Written task:
Which lines below hold the word "this"? Report each one.

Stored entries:
######
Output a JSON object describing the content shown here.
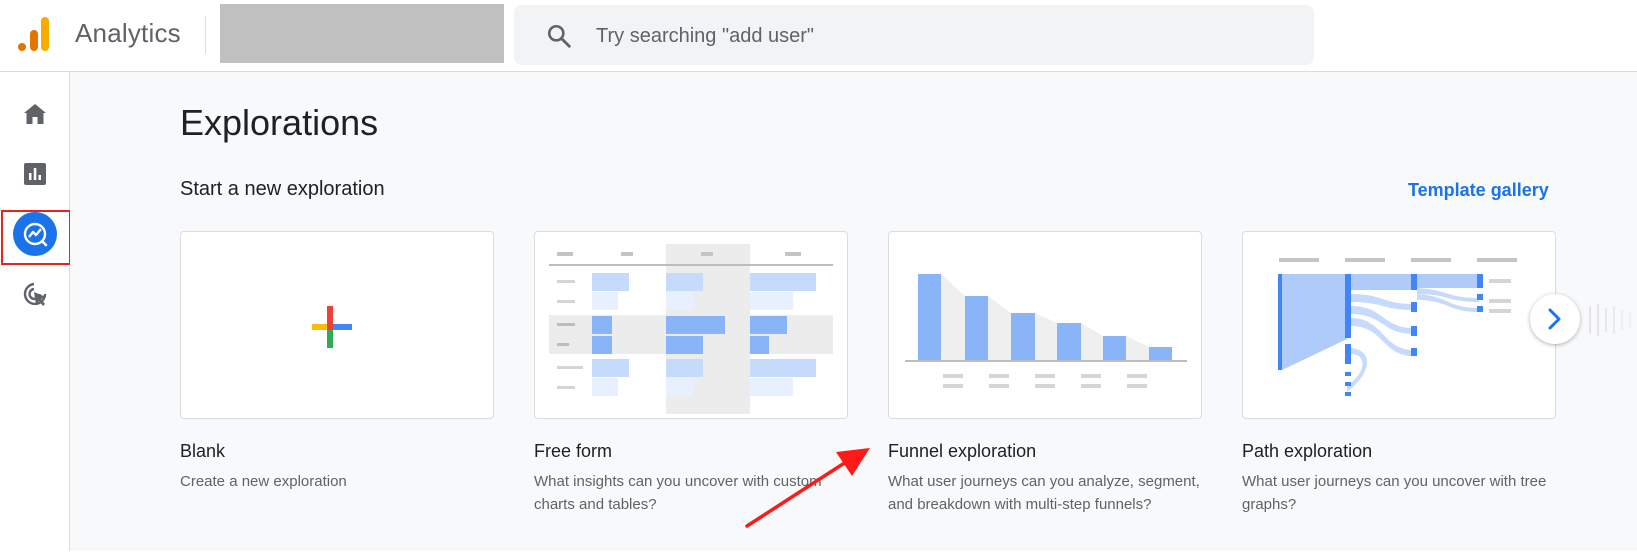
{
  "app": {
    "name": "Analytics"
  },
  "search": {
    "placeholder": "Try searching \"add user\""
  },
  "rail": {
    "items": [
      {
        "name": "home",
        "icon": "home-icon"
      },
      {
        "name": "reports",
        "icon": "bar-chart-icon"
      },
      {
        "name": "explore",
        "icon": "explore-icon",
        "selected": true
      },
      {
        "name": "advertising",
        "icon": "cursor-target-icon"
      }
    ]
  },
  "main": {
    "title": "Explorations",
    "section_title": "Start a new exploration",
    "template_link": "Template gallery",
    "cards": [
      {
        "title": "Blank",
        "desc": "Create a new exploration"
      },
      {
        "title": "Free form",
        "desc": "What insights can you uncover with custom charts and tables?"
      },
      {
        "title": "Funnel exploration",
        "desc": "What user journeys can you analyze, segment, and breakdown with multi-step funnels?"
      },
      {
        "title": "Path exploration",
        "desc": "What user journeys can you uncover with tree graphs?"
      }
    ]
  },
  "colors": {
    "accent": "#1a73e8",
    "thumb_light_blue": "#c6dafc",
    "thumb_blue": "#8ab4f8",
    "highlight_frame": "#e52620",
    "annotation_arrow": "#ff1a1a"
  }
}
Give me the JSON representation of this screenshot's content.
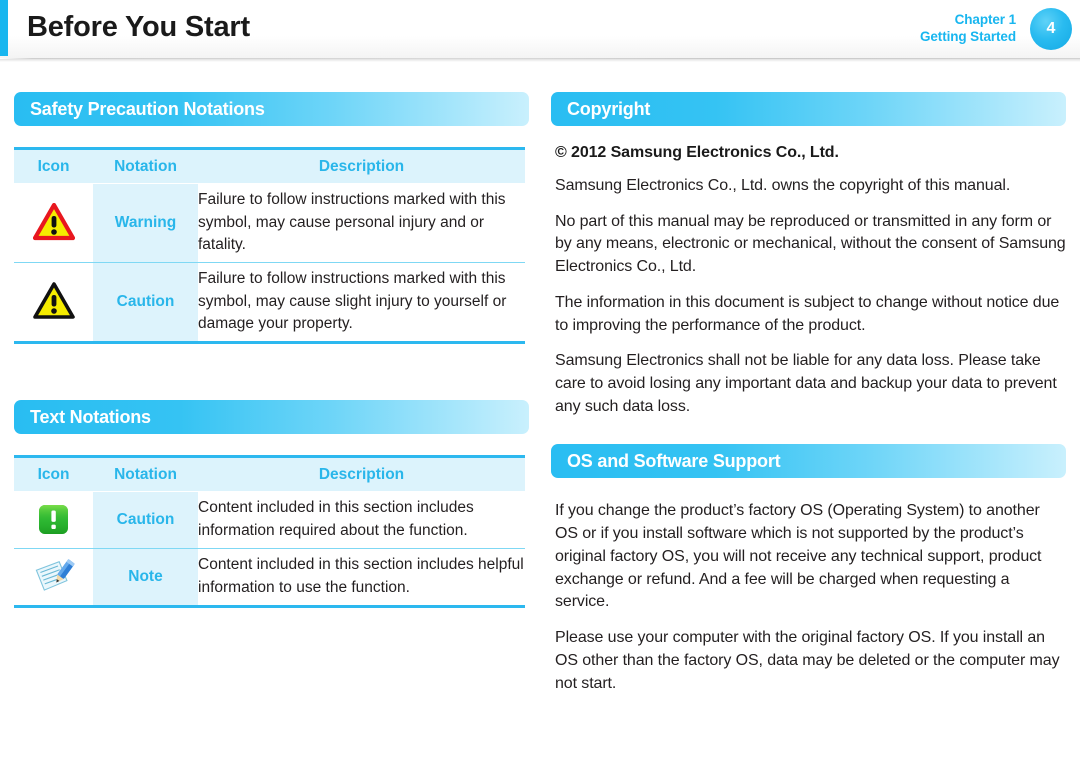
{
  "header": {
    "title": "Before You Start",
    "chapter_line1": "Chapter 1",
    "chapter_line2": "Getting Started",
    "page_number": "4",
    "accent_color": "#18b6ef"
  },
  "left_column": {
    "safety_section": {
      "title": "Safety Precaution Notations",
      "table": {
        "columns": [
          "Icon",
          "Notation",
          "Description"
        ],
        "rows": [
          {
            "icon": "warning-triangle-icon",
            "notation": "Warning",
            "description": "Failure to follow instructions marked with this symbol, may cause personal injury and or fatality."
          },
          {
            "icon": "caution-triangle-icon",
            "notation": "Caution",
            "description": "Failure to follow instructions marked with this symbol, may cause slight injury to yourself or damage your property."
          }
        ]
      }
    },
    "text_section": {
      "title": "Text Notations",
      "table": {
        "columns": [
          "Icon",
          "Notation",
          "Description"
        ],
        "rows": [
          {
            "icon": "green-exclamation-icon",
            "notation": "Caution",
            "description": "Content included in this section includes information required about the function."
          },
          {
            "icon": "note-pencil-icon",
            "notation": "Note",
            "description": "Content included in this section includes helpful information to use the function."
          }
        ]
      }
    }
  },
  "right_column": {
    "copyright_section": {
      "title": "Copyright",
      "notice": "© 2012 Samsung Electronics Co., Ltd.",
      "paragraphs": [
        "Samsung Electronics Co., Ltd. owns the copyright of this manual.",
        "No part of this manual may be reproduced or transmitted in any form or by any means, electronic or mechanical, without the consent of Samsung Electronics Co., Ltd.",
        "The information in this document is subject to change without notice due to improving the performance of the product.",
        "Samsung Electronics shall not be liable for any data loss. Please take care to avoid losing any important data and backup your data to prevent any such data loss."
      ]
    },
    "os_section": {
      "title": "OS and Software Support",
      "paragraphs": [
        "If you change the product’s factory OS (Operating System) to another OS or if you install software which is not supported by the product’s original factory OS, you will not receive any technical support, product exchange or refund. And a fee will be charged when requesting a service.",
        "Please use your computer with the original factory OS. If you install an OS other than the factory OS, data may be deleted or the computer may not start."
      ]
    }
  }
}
######
Response to the exercise:
Give me the JSON representation of this screenshot's content.
            "description": "Failure to follow instructions marked with this symbol, may cause personal injury and or fatality."
            "description": "Failure to follow instructions marked with this symbol, may cause slight injury to yourself or damage your property."
            "description": "Content included in this section includes information required about the function."
            "description": "Content included in this section includes helpful information to use the function."
        "Samsung Electronics Co., Ltd. owns the copyright of this manual.",
        "No part of this manual may be reproduced or transmitted in any form or by any means, electronic or mechanical, without the consent of Samsung Electronics Co., Ltd.",
        "The information in this document is subject to change without notice due to improving the performance of the product.",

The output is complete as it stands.